La obesidad se ha convertido en las últimas décadas en una de las principales causas de muerte y discapacidad, pasando a considerarse un grave problema de salud pública debido a su fuerte asociación con una elevada morbimortalidad por patologías tales como la diabetes mellitus tipo II, enfermedades cardiovasculares, accidentes cerebrovasculares, ateroesclerosis, hipertensión arterial, hiperlipemias, osteoartritis y algunos tipos de cáncer (Rega-Kaun G. et al, 2013).
En la obesidad se produce una disfunción de las células adiposas que conlleva a un desequilibrio en los productos secretados por el tejido adiposo como las adipocitoquinas y otros factores que, a su vez, inducen un estado proinflamatorio sistémico (Skurk et al. 2007). Las adipocitoquinas participan en la regulación de la homeostasis a nivel sistémico mediante mecanismos endocrinos, paracrinos y autocrinos y el desequilibrio en su producción contribuye al desarrollo de enfermedades cardiovasculares y otros desórdenes como la resistencia a la insulina, la hipertensión, la ateroesclerosis y el síndrome metabólico (Rosen et al, 2006) (Lago F. et al, 2007).
La acumulación crónica de grasa produce una serie de adaptaciones a nivel cardiovascular con el objetivo de mantener la homeostasis corporal (Bastien M. et al, 2014). En pacientes obesos el gasto cardíaco se incrementa debido al aumento del volumen de sangre circulante que debe satisfacer las necesidades metabólicas en estos estados (Bastien M. et al, 2014). A largo plazo, el aumento de volumen sanguíneo incrementa la tensión en la pared ventricular y conducirá a la aparición de la hipertrofia ventricular, la degeneración a nivel muscular, el incremento del volumen sanguíneo y las disfunciones sistólica y diastólica son los principales precursores de la insuficiencia cardiaca en la obesidad (Poirier P. et al, 2006). Adicionalmente, la existencia de diferentes comorbilidades asociadas con la obesidad pueden predisponer a los pacientes obesos a padecer hipertensión o diabetes de tipo II (Poirier P. et al, 2006).

--- Completa lo siguiente ---
[a] ¿Concuerdan con el texto sobre la obesidad las afirmaciones (i) «En pacientes obesos el gasto cardíaco disminuye», (ii) «Las adipocitoquinas actúan mediante mecanismos endocrinos, paracrinos y autocrinos» y (iii) «El desequilibrio en los productos del tejido adiposo induce un estado antiinflamatorio»? Contesta sí o no a cada una y cita las palabras exactas del texto que lo deciden.
[b] ¿Qué patologías señala el texto sobre la obesidad por su fuerte asociación con una elevada morbimortalidad?
Las filas no hacen falta para resolver estas actividades.

--- Datos extraídos ---

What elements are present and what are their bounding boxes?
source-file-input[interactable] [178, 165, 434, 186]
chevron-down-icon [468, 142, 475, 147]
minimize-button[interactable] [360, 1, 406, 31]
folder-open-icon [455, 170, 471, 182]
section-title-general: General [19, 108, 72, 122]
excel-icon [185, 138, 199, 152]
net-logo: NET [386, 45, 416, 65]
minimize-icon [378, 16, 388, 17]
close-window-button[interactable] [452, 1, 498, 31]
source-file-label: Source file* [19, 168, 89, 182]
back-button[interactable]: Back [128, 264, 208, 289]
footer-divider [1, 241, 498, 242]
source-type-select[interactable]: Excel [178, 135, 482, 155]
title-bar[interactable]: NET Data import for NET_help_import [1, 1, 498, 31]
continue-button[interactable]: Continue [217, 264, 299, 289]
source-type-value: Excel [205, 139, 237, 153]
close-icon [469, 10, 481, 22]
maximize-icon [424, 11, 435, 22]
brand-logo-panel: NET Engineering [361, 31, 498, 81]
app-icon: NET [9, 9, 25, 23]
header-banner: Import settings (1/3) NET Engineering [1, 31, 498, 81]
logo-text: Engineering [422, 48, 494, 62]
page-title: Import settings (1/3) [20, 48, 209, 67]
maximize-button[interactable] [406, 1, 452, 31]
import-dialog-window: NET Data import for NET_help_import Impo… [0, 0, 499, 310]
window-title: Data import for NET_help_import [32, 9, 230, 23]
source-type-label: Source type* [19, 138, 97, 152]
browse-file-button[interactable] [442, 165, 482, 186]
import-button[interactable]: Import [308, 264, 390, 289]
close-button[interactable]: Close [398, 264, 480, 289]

--- Respuestas ---
[a]
(i) No: «En pacientes obesos el gasto cardíaco se incrementa debido al aumento del volumen de sangre circulante».
(ii) Sí: «mediante mecanismos endocrinos, paracrinos y autocrinos».
(iii) No: «inducen un estado proinflamatorio sistémico».

[b]
- Diabetes mellitus tipo II
- Enfermedades cardiovasculares
- Accidentes cerebrovasculares
- Ateroesclerosis
- Hipertensión arterial
- Hiperlipemias
- Osteoartritis
- Algunos tipos de cáncer